● **Task details**
Extract every entry word for word. Skip the pictures.

start Rows

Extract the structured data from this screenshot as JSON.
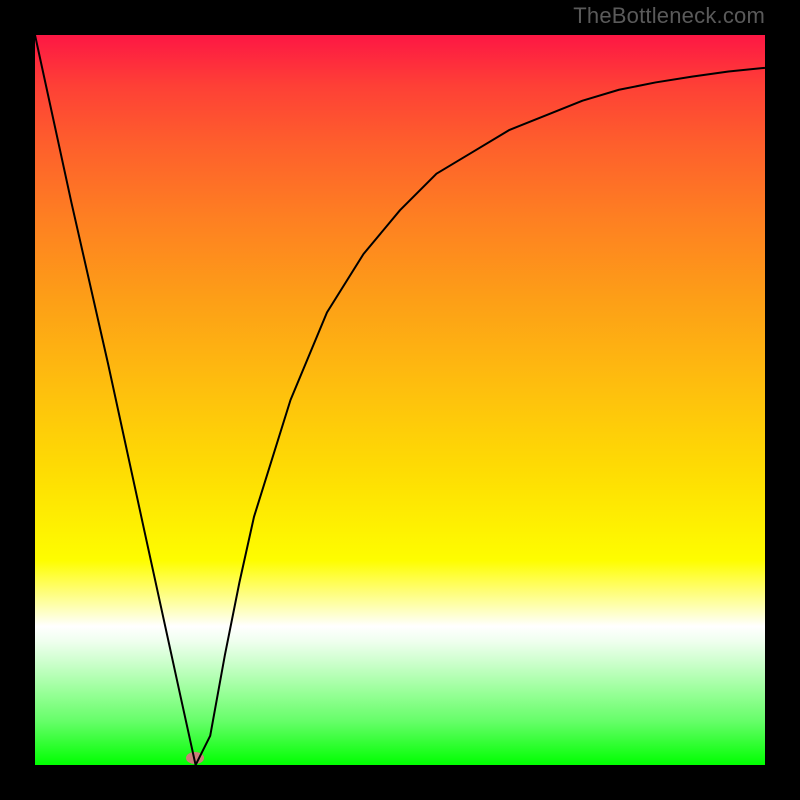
{
  "watermark": "TheBottleneck.com",
  "chart_data": {
    "type": "line",
    "title": "",
    "xlabel": "",
    "ylabel": "",
    "xlim": [
      0,
      100
    ],
    "ylim": [
      0,
      100
    ],
    "grid": false,
    "legend": false,
    "background_gradient": {
      "top": "#fd1744",
      "bottom": "#00ff00"
    },
    "series": [
      {
        "name": "bottleneck-curve",
        "color": "#000000",
        "x": [
          0,
          5,
          10,
          15,
          20,
          22,
          24,
          26,
          28,
          30,
          35,
          40,
          45,
          50,
          55,
          60,
          65,
          70,
          75,
          80,
          85,
          90,
          95,
          100
        ],
        "y": [
          100,
          77,
          55,
          32,
          9,
          0,
          4,
          15,
          25,
          34,
          50,
          62,
          70,
          76,
          81,
          84,
          87,
          89,
          91,
          92.5,
          93.5,
          94.3,
          95,
          95.5
        ]
      }
    ],
    "marker": {
      "name": "min-point",
      "x": 22,
      "y": 0,
      "color": "#cd7e79"
    }
  }
}
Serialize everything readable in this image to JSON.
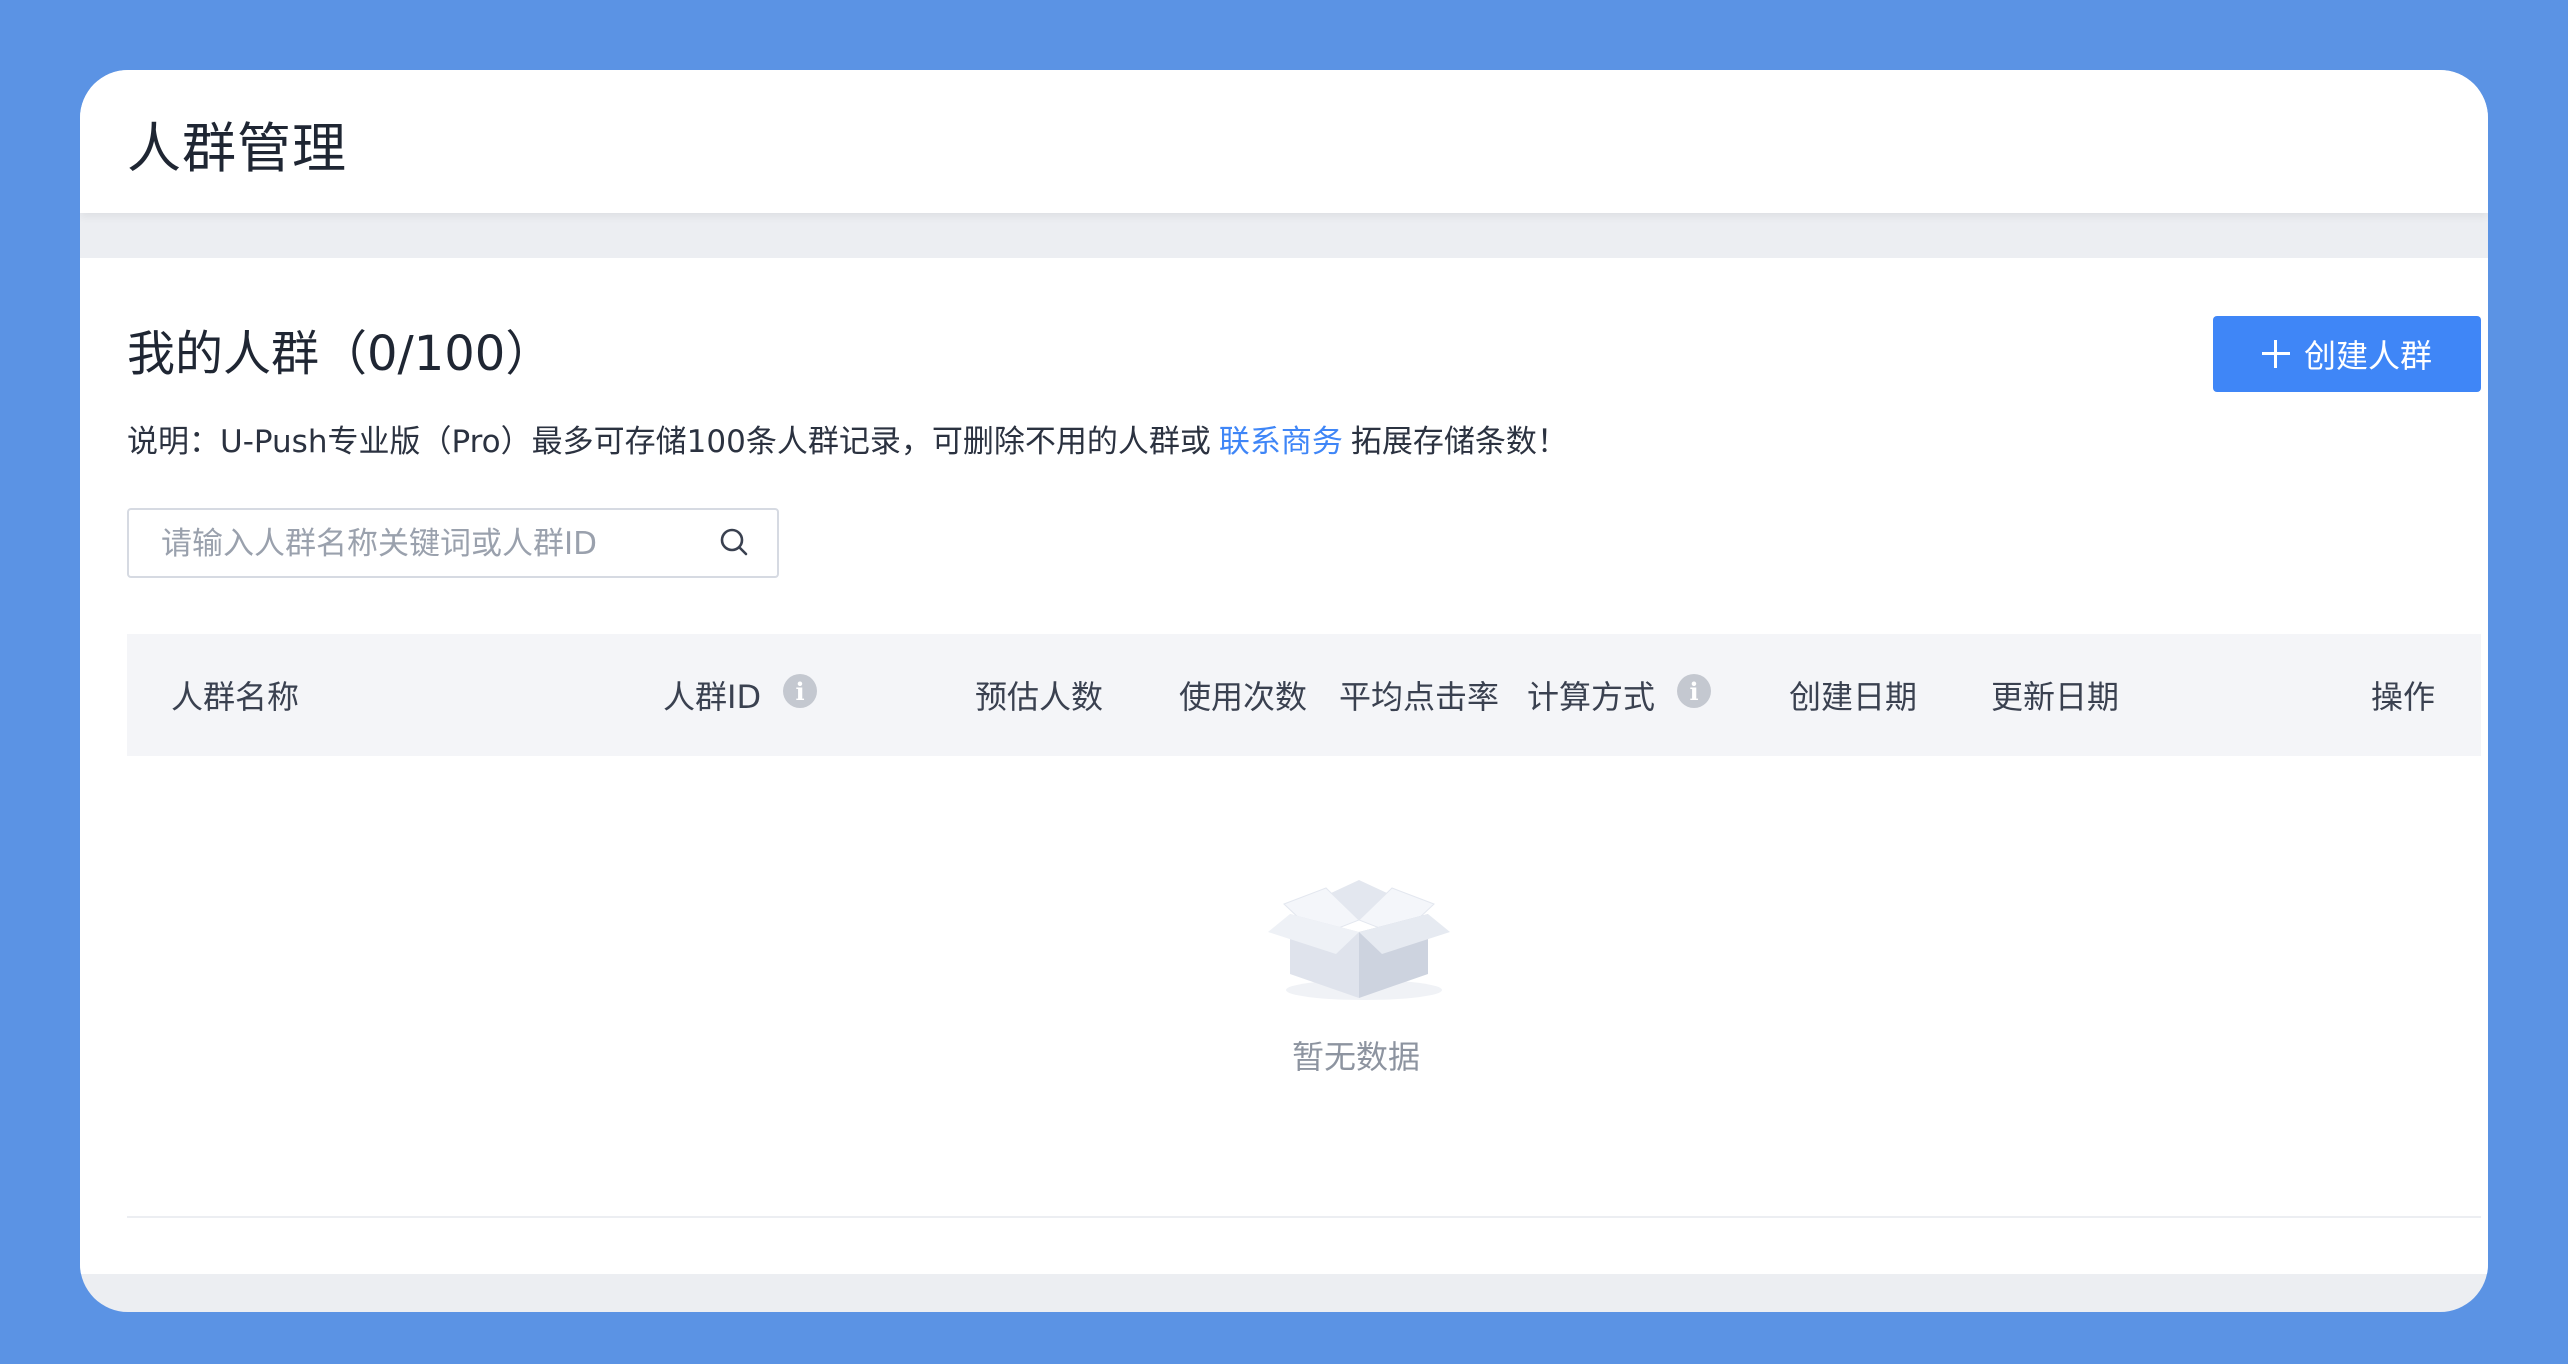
{
  "page": {
    "title": "人群管理"
  },
  "section": {
    "title": "我的人群（0/100）",
    "create_button_label": "创建人群"
  },
  "notice": {
    "prefix": "说明：U-Push专业版（Pro）最多可存储100条人群记录，可删除不用的人群或",
    "link_label": "联系商务",
    "suffix": "拓展存储条数！"
  },
  "search": {
    "placeholder": "请输入人群名称关键词或人群ID",
    "value": ""
  },
  "table": {
    "columns": [
      {
        "label": "人群名称",
        "info": false
      },
      {
        "label": "人群ID",
        "info": true
      },
      {
        "label": "预估人数",
        "info": false
      },
      {
        "label": "使用次数",
        "info": false
      },
      {
        "label": "平均点击率",
        "info": false
      },
      {
        "label": "计算方式",
        "info": true
      },
      {
        "label": "创建日期",
        "info": false
      },
      {
        "label": "更新日期",
        "info": false
      },
      {
        "label": "操作",
        "info": false
      }
    ],
    "rows": [],
    "empty_text": "暂无数据"
  },
  "colors": {
    "background": "#5b93e4",
    "accent": "#3f86f7",
    "text_primary": "#1f2633",
    "text_muted": "#8d94a0"
  },
  "icons": {
    "create": "plus-icon",
    "search": "search-icon",
    "info": "info-icon",
    "empty": "empty-box-icon"
  }
}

end Rows

● **Answer below**
Extract the structured data from this screenshot as JSON.
{
  "watermark": "TheBottleneck.com",
  "chart_data": {
    "type": "line",
    "title": "",
    "xlabel": "",
    "ylabel": "",
    "xlim": [
      0,
      100
    ],
    "ylim": [
      0,
      100
    ],
    "grid": false,
    "legend": false,
    "background_gradient": {
      "top": "#fd1744",
      "bottom": "#00ff00"
    },
    "series": [
      {
        "name": "bottleneck-curve",
        "color": "#000000",
        "x": [
          0,
          5,
          10,
          15,
          20,
          22,
          24,
          26,
          28,
          30,
          35,
          40,
          45,
          50,
          55,
          60,
          65,
          70,
          75,
          80,
          85,
          90,
          95,
          100
        ],
        "y": [
          100,
          77,
          55,
          32,
          9,
          0,
          4,
          15,
          25,
          34,
          50,
          62,
          70,
          76,
          81,
          84,
          87,
          89,
          91,
          92.5,
          93.5,
          94.3,
          95,
          95.5
        ]
      }
    ],
    "marker": {
      "name": "min-point",
      "x": 22,
      "y": 0,
      "color": "#cd7e79"
    }
  }
}
Serialize everything readable in this image to JSON.
{
  "page": {
    "title": "人群管理"
  },
  "section": {
    "title": "我的人群（0/100）",
    "create_button_label": "创建人群"
  },
  "notice": {
    "prefix": "说明：U-Push专业版（Pro）最多可存储100条人群记录，可删除不用的人群或",
    "link_label": "联系商务",
    "suffix": "拓展存储条数！"
  },
  "search": {
    "placeholder": "请输入人群名称关键词或人群ID",
    "value": ""
  },
  "table": {
    "columns": [
      {
        "label": "人群名称",
        "info": false
      },
      {
        "label": "人群ID",
        "info": true
      },
      {
        "label": "预估人数",
        "info": false
      },
      {
        "label": "使用次数",
        "info": false
      },
      {
        "label": "平均点击率",
        "info": false
      },
      {
        "label": "计算方式",
        "info": true
      },
      {
        "label": "创建日期",
        "info": false
      },
      {
        "label": "更新日期",
        "info": false
      },
      {
        "label": "操作",
        "info": false
      }
    ],
    "rows": [],
    "empty_text": "暂无数据"
  },
  "colors": {
    "background": "#5b93e4",
    "accent": "#3f86f7",
    "text_primary": "#1f2633",
    "text_muted": "#8d94a0"
  },
  "icons": {
    "create": "plus-icon",
    "search": "search-icon",
    "info": "info-icon",
    "empty": "empty-box-icon"
  }
}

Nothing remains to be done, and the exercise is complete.